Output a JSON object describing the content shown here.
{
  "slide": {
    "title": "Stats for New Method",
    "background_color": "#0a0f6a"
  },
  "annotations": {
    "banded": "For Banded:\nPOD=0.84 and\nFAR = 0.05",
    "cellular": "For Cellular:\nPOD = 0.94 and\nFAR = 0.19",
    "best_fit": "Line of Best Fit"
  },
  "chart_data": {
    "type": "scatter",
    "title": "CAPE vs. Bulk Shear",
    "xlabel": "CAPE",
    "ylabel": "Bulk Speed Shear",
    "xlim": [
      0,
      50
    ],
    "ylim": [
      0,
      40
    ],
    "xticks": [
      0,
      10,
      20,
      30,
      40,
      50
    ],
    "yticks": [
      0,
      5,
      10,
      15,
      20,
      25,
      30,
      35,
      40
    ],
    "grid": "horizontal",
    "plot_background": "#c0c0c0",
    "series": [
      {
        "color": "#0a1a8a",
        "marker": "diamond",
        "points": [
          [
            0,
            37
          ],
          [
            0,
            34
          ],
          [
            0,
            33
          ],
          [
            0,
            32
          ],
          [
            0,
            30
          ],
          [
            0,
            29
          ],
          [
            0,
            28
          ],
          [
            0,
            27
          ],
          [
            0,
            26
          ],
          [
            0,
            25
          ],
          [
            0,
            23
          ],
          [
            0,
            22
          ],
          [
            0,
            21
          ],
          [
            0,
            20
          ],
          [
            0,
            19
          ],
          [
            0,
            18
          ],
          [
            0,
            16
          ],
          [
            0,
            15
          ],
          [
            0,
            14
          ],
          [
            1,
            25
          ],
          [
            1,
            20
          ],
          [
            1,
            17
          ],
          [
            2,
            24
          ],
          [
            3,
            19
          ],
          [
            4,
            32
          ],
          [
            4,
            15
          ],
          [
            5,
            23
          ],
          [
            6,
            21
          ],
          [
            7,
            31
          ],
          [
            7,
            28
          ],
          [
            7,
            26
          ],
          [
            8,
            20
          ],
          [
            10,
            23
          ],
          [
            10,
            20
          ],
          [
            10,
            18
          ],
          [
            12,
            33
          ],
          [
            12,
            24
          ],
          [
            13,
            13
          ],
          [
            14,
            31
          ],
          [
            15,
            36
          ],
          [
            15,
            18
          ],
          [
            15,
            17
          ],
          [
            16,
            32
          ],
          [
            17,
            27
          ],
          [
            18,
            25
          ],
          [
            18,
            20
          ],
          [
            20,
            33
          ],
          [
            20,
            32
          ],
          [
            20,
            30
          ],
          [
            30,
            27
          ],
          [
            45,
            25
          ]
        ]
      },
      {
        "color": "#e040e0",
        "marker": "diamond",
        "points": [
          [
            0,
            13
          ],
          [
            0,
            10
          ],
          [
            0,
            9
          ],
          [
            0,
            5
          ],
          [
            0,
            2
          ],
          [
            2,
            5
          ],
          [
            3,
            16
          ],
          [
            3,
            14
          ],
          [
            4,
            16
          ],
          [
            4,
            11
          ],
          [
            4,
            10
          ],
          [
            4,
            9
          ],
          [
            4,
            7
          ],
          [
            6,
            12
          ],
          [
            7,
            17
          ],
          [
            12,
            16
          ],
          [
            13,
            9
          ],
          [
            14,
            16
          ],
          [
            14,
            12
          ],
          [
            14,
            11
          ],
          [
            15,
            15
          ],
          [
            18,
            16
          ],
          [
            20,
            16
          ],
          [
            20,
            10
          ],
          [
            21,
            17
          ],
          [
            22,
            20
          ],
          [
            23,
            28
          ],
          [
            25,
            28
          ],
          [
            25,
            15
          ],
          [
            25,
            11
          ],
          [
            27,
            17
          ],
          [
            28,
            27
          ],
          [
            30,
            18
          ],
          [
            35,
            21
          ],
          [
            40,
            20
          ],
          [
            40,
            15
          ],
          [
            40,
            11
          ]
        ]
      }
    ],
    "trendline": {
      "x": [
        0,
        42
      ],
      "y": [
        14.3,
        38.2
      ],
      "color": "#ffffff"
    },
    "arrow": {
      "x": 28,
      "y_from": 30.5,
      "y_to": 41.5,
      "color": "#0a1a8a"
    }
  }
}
* * * * * * * * *
_Requirements_
Exactly reproduce the material above.

_Worked solution_
Output a JSON object describing the content shown here.
{
  "slide": {
    "title": "Stats for New Method",
    "background_color": "#0a0f6a"
  },
  "annotations": {
    "banded": "For Banded:\nPOD=0.84 and\nFAR = 0.05",
    "cellular": "For Cellular:\nPOD = 0.94 and\nFAR = 0.19",
    "best_fit": "Line of Best Fit"
  },
  "chart_data": {
    "type": "scatter",
    "title": "CAPE vs. Bulk Shear",
    "xlabel": "CAPE",
    "ylabel": "Bulk Speed Shear",
    "xlim": [
      0,
      50
    ],
    "ylim": [
      0,
      40
    ],
    "xticks": [
      0,
      10,
      20,
      30,
      40,
      50
    ],
    "yticks": [
      0,
      5,
      10,
      15,
      20,
      25,
      30,
      35,
      40
    ],
    "grid": "horizontal",
    "plot_background": "#c0c0c0",
    "series": [
      {
        "color": "#0a1a8a",
        "marker": "diamond",
        "points": [
          [
            0,
            37
          ],
          [
            0,
            34
          ],
          [
            0,
            33
          ],
          [
            0,
            32
          ],
          [
            0,
            30
          ],
          [
            0,
            29
          ],
          [
            0,
            28
          ],
          [
            0,
            27
          ],
          [
            0,
            26
          ],
          [
            0,
            25
          ],
          [
            0,
            23
          ],
          [
            0,
            22
          ],
          [
            0,
            21
          ],
          [
            0,
            20
          ],
          [
            0,
            19
          ],
          [
            0,
            18
          ],
          [
            0,
            16
          ],
          [
            0,
            15
          ],
          [
            0,
            14
          ],
          [
            1,
            25
          ],
          [
            1,
            20
          ],
          [
            1,
            17
          ],
          [
            2,
            24
          ],
          [
            3,
            19
          ],
          [
            4,
            32
          ],
          [
            4,
            15
          ],
          [
            5,
            23
          ],
          [
            6,
            21
          ],
          [
            7,
            31
          ],
          [
            7,
            28
          ],
          [
            7,
            26
          ],
          [
            8,
            20
          ],
          [
            10,
            23
          ],
          [
            10,
            20
          ],
          [
            10,
            18
          ],
          [
            12,
            33
          ],
          [
            12,
            24
          ],
          [
            13,
            13
          ],
          [
            14,
            31
          ],
          [
            15,
            36
          ],
          [
            15,
            18
          ],
          [
            15,
            17
          ],
          [
            16,
            32
          ],
          [
            17,
            27
          ],
          [
            18,
            25
          ],
          [
            18,
            20
          ],
          [
            20,
            33
          ],
          [
            20,
            32
          ],
          [
            20,
            30
          ],
          [
            30,
            27
          ],
          [
            45,
            25
          ]
        ]
      },
      {
        "color": "#e040e0",
        "marker": "diamond",
        "points": [
          [
            0,
            13
          ],
          [
            0,
            10
          ],
          [
            0,
            9
          ],
          [
            0,
            5
          ],
          [
            0,
            2
          ],
          [
            2,
            5
          ],
          [
            3,
            16
          ],
          [
            3,
            14
          ],
          [
            4,
            16
          ],
          [
            4,
            11
          ],
          [
            4,
            10
          ],
          [
            4,
            9
          ],
          [
            4,
            7
          ],
          [
            6,
            12
          ],
          [
            7,
            17
          ],
          [
            12,
            16
          ],
          [
            13,
            9
          ],
          [
            14,
            16
          ],
          [
            14,
            12
          ],
          [
            14,
            11
          ],
          [
            15,
            15
          ],
          [
            18,
            16
          ],
          [
            20,
            16
          ],
          [
            20,
            10
          ],
          [
            21,
            17
          ],
          [
            22,
            20
          ],
          [
            23,
            28
          ],
          [
            25,
            28
          ],
          [
            25,
            15
          ],
          [
            25,
            11
          ],
          [
            27,
            17
          ],
          [
            28,
            27
          ],
          [
            30,
            18
          ],
          [
            35,
            21
          ],
          [
            40,
            20
          ],
          [
            40,
            15
          ],
          [
            40,
            11
          ]
        ]
      }
    ],
    "trendline": {
      "x": [
        0,
        42
      ],
      "y": [
        14.3,
        38.2
      ],
      "color": "#ffffff"
    },
    "arrow": {
      "x": 28,
      "y_from": 30.5,
      "y_to": 41.5,
      "color": "#0a1a8a"
    }
  }
}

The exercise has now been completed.